* **Set exercise**: What follows is a set of records; restate each one word for word and drop the pictures.

* **Information shown**:
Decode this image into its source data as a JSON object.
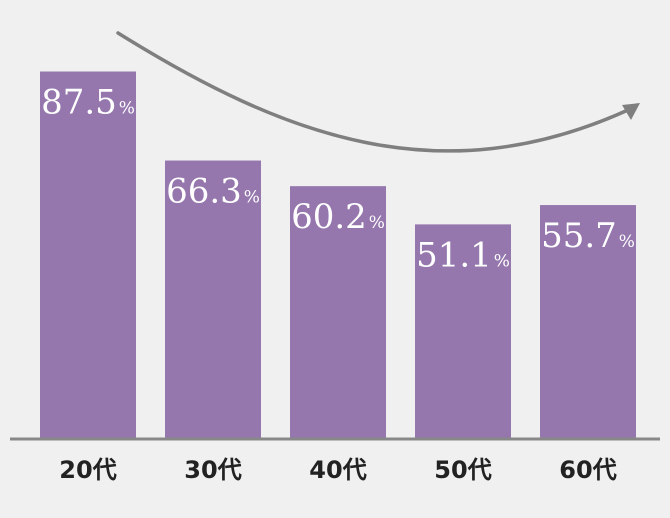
{
  "chart_data": {
    "type": "bar",
    "categories": [
      "20代",
      "30代",
      "40代",
      "50代",
      "60代"
    ],
    "values": [
      87.5,
      66.3,
      60.2,
      51.1,
      55.7
    ],
    "value_labels": [
      "87.5",
      "66.3",
      "60.2",
      "51.1",
      "55.7"
    ],
    "unit": "%",
    "title": "",
    "xlabel": "",
    "ylabel": "",
    "ylim": [
      0,
      100
    ],
    "grid": false,
    "legend": "none",
    "trend_arrow": "curved U-shaped arrow pointing up-right",
    "colors": {
      "bar": "#9577ad",
      "baseline": "#888888",
      "arrow": "#7f7f7f",
      "label_text": "#ffffff",
      "category_text": "#222222",
      "background": "#f0f0f0"
    }
  }
}
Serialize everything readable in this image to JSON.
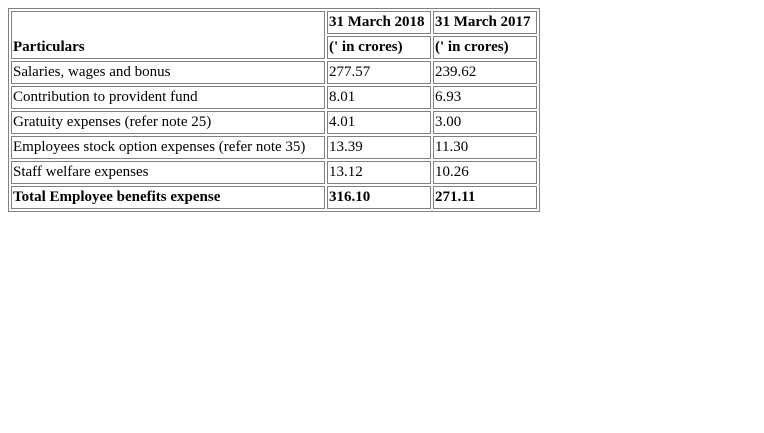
{
  "table": {
    "header": {
      "particulars": "Particulars",
      "year1": "31 March 2018",
      "year2": "31 March 2017",
      "unit1": "(' in crores)",
      "unit2": "(' in crores)"
    },
    "rows": [
      {
        "label": "Salaries, wages and bonus",
        "v1": "277.57",
        "v2": "239.62"
      },
      {
        "label": "Contribution to provident fund",
        "v1": "8.01",
        "v2": "6.93"
      },
      {
        "label": "Gratuity expenses (refer note 25)",
        "v1": "4.01",
        "v2": "3.00"
      },
      {
        "label": "Employees stock option expenses (refer note 35)",
        "v1": "13.39",
        "v2": "11.30"
      },
      {
        "label": "Staff welfare expenses",
        "v1": "13.12",
        "v2": "10.26"
      }
    ],
    "total": {
      "label": "Total Employee benefits expense",
      "v1": "316.10",
      "v2": "271.11"
    }
  }
}
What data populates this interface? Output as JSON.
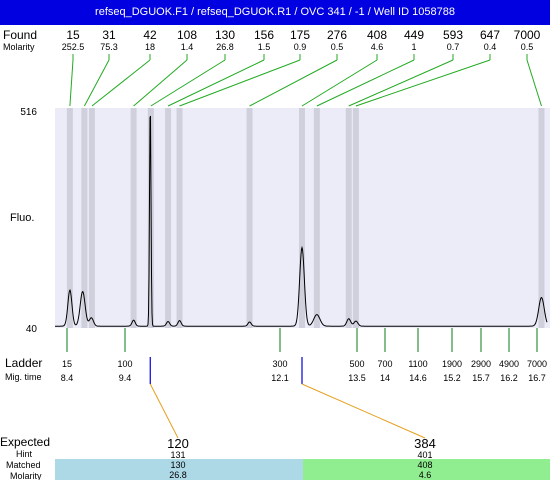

* **Output**:
Decode this image into its source data as a JSON object.
{
  "chart_data": {
    "type": "bar",
    "categories": [
      "20代",
      "30代",
      "40代",
      "50代",
      "60代"
    ],
    "values": [
      87.5,
      66.3,
      60.2,
      51.1,
      55.7
    ],
    "value_labels": [
      "87.5",
      "66.3",
      "60.2",
      "51.1",
      "55.7"
    ],
    "unit": "%",
    "title": "",
    "xlabel": "",
    "ylabel": "",
    "ylim": [
      0,
      100
    ],
    "grid": false,
    "legend": "none",
    "trend_arrow": "curved U-shaped arrow pointing up-right",
    "colors": {
      "bar": "#9577ad",
      "baseline": "#888888",
      "arrow": "#7f7f7f",
      "label_text": "#ffffff",
      "category_text": "#222222",
      "background": "#f0f0f0"
    }
  }
}
Serialize everything readable in this image to JSON.
{
  "table": {
    "header": {
      "particulars": "Particulars",
      "year1": "31 March 2018",
      "year2": "31 March 2017",
      "unit1": "(' in crores)",
      "unit2": "(' in crores)"
    },
    "rows": [
      {
        "label": "Salaries, wages and bonus",
        "v1": "277.57",
        "v2": "239.62"
      },
      {
        "label": "Contribution to provident fund",
        "v1": "8.01",
        "v2": "6.93"
      },
      {
        "label": "Gratuity expenses (refer note 25)",
        "v1": "4.01",
        "v2": "3.00"
      },
      {
        "label": "Employees stock option expenses (refer note 35)",
        "v1": "13.39",
        "v2": "11.30"
      },
      {
        "label": "Staff welfare expenses",
        "v1": "13.12",
        "v2": "10.26"
      }
    ],
    "total": {
      "label": "Total Employee benefits expense",
      "v1": "316.10",
      "v2": "271.11"
    }
  }
}
What data populates this interface? Output as JSON.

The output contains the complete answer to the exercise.